Daftar Tugas:
1. Jawablah tiga pertanyaan berikut berdasarkan resensi buku Bukan 350 Tahun Dijajah, dan tandai jawaban dengan huruf yang sama:
(a) Penerbit mana yang menerbitkan buku itu?
(b) Kapan kekuasaan Belanda yang besar baru tercapai?
(c) Sejak era apa usaha menulis ulang sejarah Indonesia telah dimulai?
2. Lanjutkan resensi buku Bukan 350 Tahun Dijajah, mulai setelah kalimat terakhirnya.

Halaman:
▽

Majalah Gatra, Edisi 8-14 November 2012
Judul Buku: Bukan 350 Tahun Dijajah
Penulis: G.J. Resink
Penerbit: Komunitas Bambu
Cetakan: I, 2012
Tebal: 366 Halaman
Nampaknya, sejarah mengenai kolonialisme Belanda di
nusantara harus ditulis ulang. Selama ini, hampir semua buku sejarah, terutama
buku ajar sekolah, menyatakan bahwa Indonesia (Nusantara) mengalami penjajahan
selama 350 tahun.
Faktanya hal itu hanyalah mitos sejarah yang terlalu
dibesar-besarkan, mengingat kekuasaan Belanda yang besar baru tercapai
menjelang meletusnya Perang Dunia II. Demikian diungkapkan Getrudes Johannes
Resink, seorang ahli hukum, penyair dan sejarawan dalam buku berjudul Bukan 350 Tahun Dijajah ini. Sebuah karya sejarah yang menggunakan
pendekatan hukum internasional.
Usaha menulis ulang sejarah Indonesia sejatinya telah
dimulai sejak era pendudukan Jepang, sayangnya, referensi yang digunakan masih literatur
yang sama dengan sebelumnya sehingga gagal menghadirkan fakta baru. Sementara
Resink lebih memilih menempuh jalur yang berbeda, berdasarkan data-data dari
dunia perundang-undangan dan para ahli hukum sebagai dasar penelitiannya.

△

Kumpulan Data:
▽

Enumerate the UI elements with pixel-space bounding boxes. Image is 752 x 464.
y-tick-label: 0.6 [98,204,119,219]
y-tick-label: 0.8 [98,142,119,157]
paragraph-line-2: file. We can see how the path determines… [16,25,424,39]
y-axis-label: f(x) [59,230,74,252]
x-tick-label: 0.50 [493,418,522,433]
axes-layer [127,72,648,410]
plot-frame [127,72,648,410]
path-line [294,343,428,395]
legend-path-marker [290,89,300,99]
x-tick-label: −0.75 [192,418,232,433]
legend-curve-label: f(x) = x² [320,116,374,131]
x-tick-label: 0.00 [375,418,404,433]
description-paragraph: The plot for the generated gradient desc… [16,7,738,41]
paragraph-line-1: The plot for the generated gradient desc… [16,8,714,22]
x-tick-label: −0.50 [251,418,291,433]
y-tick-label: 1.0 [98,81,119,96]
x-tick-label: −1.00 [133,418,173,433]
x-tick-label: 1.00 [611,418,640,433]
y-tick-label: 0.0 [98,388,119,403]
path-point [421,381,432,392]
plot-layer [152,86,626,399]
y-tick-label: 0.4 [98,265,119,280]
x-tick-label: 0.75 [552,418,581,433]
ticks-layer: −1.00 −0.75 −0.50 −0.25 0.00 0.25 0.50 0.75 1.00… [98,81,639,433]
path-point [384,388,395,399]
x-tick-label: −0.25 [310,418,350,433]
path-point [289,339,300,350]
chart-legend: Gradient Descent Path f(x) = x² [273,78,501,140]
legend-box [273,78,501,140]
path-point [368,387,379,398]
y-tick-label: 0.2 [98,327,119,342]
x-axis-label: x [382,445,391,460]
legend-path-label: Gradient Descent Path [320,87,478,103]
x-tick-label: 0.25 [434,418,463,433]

△

Jawaban Berurutan:
1.
(a) Komunitas Bambu.
(b) Menjelang meletusnya Perang Dunia II.
(c) Sejak era pendudukan Jepang.

2.
Hasilnya, tidak sedikit bukti yang menunjukkan bahwa
banyak kerajaan-kerajaan dan negeri-negeri di Indonesia yang belum pernah
takluk di bawah cengkeraman tangan besi hukum Negara Hindia Belanda. Pasal 25
tahun 1836 dalam Peraturan Tata Pemerintahan Hindia Belanda menyimpulkan bahwa “di
sekitar kerajaan Hindia Belanda terdapat raja-jara Hindia yang merdeka,
meskipun berjumlah sangat sedikit.” (Halaman 64)
Pembongkaran atas perspektif sejarah yang berbasis pada
Eropasentris dan Belandasentris, menjadi langkah yang pertamakali dilakukan Resink.
Hal ini perlu dilakukan karena menurutnya, penggalian sumber-sumber baru dan
pembacaan kembali sumber-sumber lama dengan pandangan dan sikap bebas dari
mitos yang telah ditanamkan historiografi kolonial akan memberi gambaran lain
tentang masa lalu Indonesia.
Dalam buku berisi empat belas tulisan hasil riset serta
penelitiannya mengenai sejarah Indonesia ini, Resink berkesimpulan bahwa angka
350 tahun merupakan mitos yang sengaja dihembuskan oleh para politisi kolonial yang,
sayangnya, diyakini sebagai sebuah kebenaran oleh pemerintah Republik
Indonesia. Padahal, taksiran Resink Belanda menjajah Nusantara tidak lebih dari
40 tahun.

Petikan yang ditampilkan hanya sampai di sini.